• EXERCISE DESCRIPTION:
Type out the data exactly as given. Skip any image.

━━━ DATASET RECORDS

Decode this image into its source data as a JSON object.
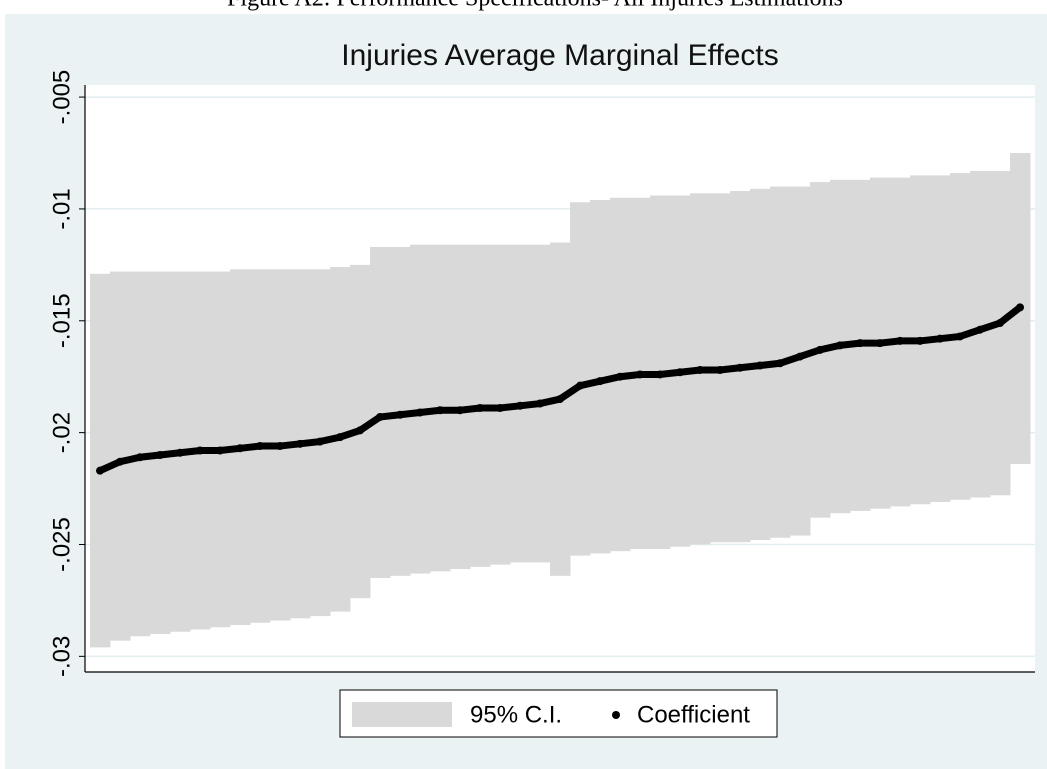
{
  "caption": "Figure A2: Performance Specifications- All Injuries Estimations",
  "chart_data": {
    "type": "scatter",
    "title": "Injuries Average Marginal Effects",
    "x": [
      1,
      2,
      3,
      4,
      5,
      6,
      7,
      8,
      9,
      10,
      11,
      12,
      13,
      14,
      15,
      16,
      17,
      18,
      19,
      20,
      21,
      22,
      23,
      24,
      25,
      26,
      27,
      28,
      29,
      30,
      31,
      32,
      33,
      34,
      35,
      36,
      37,
      38,
      39,
      40,
      41,
      42,
      43,
      44,
      45,
      46,
      47
    ],
    "xlim": [
      0.25,
      47.75
    ],
    "ylim": [
      -0.0307,
      -0.00446
    ],
    "yticks": [
      {
        "value": -0.005,
        "label": "-.005"
      },
      {
        "value": -0.01,
        "label": "-.01"
      },
      {
        "value": -0.015,
        "label": "-.015"
      },
      {
        "value": -0.02,
        "label": "-.02"
      },
      {
        "value": -0.025,
        "label": "-.025"
      },
      {
        "value": -0.03,
        "label": "-.03"
      }
    ],
    "grid": true,
    "legend": "bottom",
    "series": [
      {
        "name": "95% C.I.",
        "color": "#d9d9d9",
        "upper": [
          -0.0129,
          -0.0128,
          -0.0128,
          -0.0128,
          -0.0128,
          -0.0128,
          -0.0128,
          -0.0127,
          -0.0127,
          -0.0127,
          -0.0127,
          -0.0127,
          -0.0126,
          -0.0125,
          -0.0117,
          -0.0117,
          -0.0116,
          -0.0116,
          -0.0116,
          -0.0116,
          -0.0116,
          -0.0116,
          -0.0116,
          -0.0115,
          -0.0097,
          -0.0096,
          -0.0095,
          -0.0095,
          -0.0094,
          -0.0094,
          -0.0093,
          -0.0093,
          -0.0092,
          -0.0091,
          -0.009,
          -0.009,
          -0.0088,
          -0.0087,
          -0.0087,
          -0.0086,
          -0.0086,
          -0.0085,
          -0.0085,
          -0.0084,
          -0.0083,
          -0.0083,
          -0.0075
        ],
        "lower": [
          -0.0296,
          -0.0293,
          -0.0291,
          -0.029,
          -0.0289,
          -0.0288,
          -0.0287,
          -0.0286,
          -0.0285,
          -0.0284,
          -0.0283,
          -0.0282,
          -0.028,
          -0.0274,
          -0.0265,
          -0.0264,
          -0.0263,
          -0.0262,
          -0.0261,
          -0.026,
          -0.0259,
          -0.0258,
          -0.0258,
          -0.0264,
          -0.0255,
          -0.0254,
          -0.0253,
          -0.0252,
          -0.0252,
          -0.0251,
          -0.025,
          -0.0249,
          -0.0249,
          -0.0248,
          -0.0247,
          -0.0246,
          -0.0238,
          -0.0236,
          -0.0235,
          -0.0234,
          -0.0233,
          -0.0232,
          -0.0231,
          -0.023,
          -0.0229,
          -0.0228,
          -0.0214
        ]
      },
      {
        "name": "Coefficient",
        "color": "#000000",
        "values": [
          -0.0217,
          -0.0213,
          -0.0211,
          -0.021,
          -0.0209,
          -0.0208,
          -0.0208,
          -0.0207,
          -0.0206,
          -0.0206,
          -0.0205,
          -0.0204,
          -0.0202,
          -0.0199,
          -0.0193,
          -0.0192,
          -0.0191,
          -0.019,
          -0.019,
          -0.0189,
          -0.0189,
          -0.0188,
          -0.0187,
          -0.0185,
          -0.0179,
          -0.0177,
          -0.0175,
          -0.0174,
          -0.0174,
          -0.0173,
          -0.0172,
          -0.0172,
          -0.0171,
          -0.017,
          -0.0169,
          -0.0166,
          -0.0163,
          -0.0161,
          -0.016,
          -0.016,
          -0.0159,
          -0.0159,
          -0.0158,
          -0.0157,
          -0.0154,
          -0.0151,
          -0.0144
        ]
      }
    ]
  }
}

━━━━━━

• TASK SOLUTION:
Decode this image into its source data as a JSON object.
{
  "caption": "Figure A2: Performance Specifications- All Injuries Estimations",
  "chart_data": {
    "type": "scatter",
    "title": "Injuries Average Marginal Effects",
    "x": [
      1,
      2,
      3,
      4,
      5,
      6,
      7,
      8,
      9,
      10,
      11,
      12,
      13,
      14,
      15,
      16,
      17,
      18,
      19,
      20,
      21,
      22,
      23,
      24,
      25,
      26,
      27,
      28,
      29,
      30,
      31,
      32,
      33,
      34,
      35,
      36,
      37,
      38,
      39,
      40,
      41,
      42,
      43,
      44,
      45,
      46,
      47
    ],
    "xlim": [
      0.25,
      47.75
    ],
    "ylim": [
      -0.0307,
      -0.00446
    ],
    "yticks": [
      {
        "value": -0.005,
        "label": "-.005"
      },
      {
        "value": -0.01,
        "label": "-.01"
      },
      {
        "value": -0.015,
        "label": "-.015"
      },
      {
        "value": -0.02,
        "label": "-.02"
      },
      {
        "value": -0.025,
        "label": "-.025"
      },
      {
        "value": -0.03,
        "label": "-.03"
      }
    ],
    "grid": true,
    "legend": "bottom",
    "series": [
      {
        "name": "95% C.I.",
        "color": "#d9d9d9",
        "upper": [
          -0.0129,
          -0.0128,
          -0.0128,
          -0.0128,
          -0.0128,
          -0.0128,
          -0.0128,
          -0.0127,
          -0.0127,
          -0.0127,
          -0.0127,
          -0.0127,
          -0.0126,
          -0.0125,
          -0.0117,
          -0.0117,
          -0.0116,
          -0.0116,
          -0.0116,
          -0.0116,
          -0.0116,
          -0.0116,
          -0.0116,
          -0.0115,
          -0.0097,
          -0.0096,
          -0.0095,
          -0.0095,
          -0.0094,
          -0.0094,
          -0.0093,
          -0.0093,
          -0.0092,
          -0.0091,
          -0.009,
          -0.009,
          -0.0088,
          -0.0087,
          -0.0087,
          -0.0086,
          -0.0086,
          -0.0085,
          -0.0085,
          -0.0084,
          -0.0083,
          -0.0083,
          -0.0075
        ],
        "lower": [
          -0.0296,
          -0.0293,
          -0.0291,
          -0.029,
          -0.0289,
          -0.0288,
          -0.0287,
          -0.0286,
          -0.0285,
          -0.0284,
          -0.0283,
          -0.0282,
          -0.028,
          -0.0274,
          -0.0265,
          -0.0264,
          -0.0263,
          -0.0262,
          -0.0261,
          -0.026,
          -0.0259,
          -0.0258,
          -0.0258,
          -0.0264,
          -0.0255,
          -0.0254,
          -0.0253,
          -0.0252,
          -0.0252,
          -0.0251,
          -0.025,
          -0.0249,
          -0.0249,
          -0.0248,
          -0.0247,
          -0.0246,
          -0.0238,
          -0.0236,
          -0.0235,
          -0.0234,
          -0.0233,
          -0.0232,
          -0.0231,
          -0.023,
          -0.0229,
          -0.0228,
          -0.0214
        ]
      },
      {
        "name": "Coefficient",
        "color": "#000000",
        "values": [
          -0.0217,
          -0.0213,
          -0.0211,
          -0.021,
          -0.0209,
          -0.0208,
          -0.0208,
          -0.0207,
          -0.0206,
          -0.0206,
          -0.0205,
          -0.0204,
          -0.0202,
          -0.0199,
          -0.0193,
          -0.0192,
          -0.0191,
          -0.019,
          -0.019,
          -0.0189,
          -0.0189,
          -0.0188,
          -0.0187,
          -0.0185,
          -0.0179,
          -0.0177,
          -0.0175,
          -0.0174,
          -0.0174,
          -0.0173,
          -0.0172,
          -0.0172,
          -0.0171,
          -0.017,
          -0.0169,
          -0.0166,
          -0.0163,
          -0.0161,
          -0.016,
          -0.016,
          -0.0159,
          -0.0159,
          -0.0158,
          -0.0157,
          -0.0154,
          -0.0151,
          -0.0144
        ]
      }
    ]
  }
}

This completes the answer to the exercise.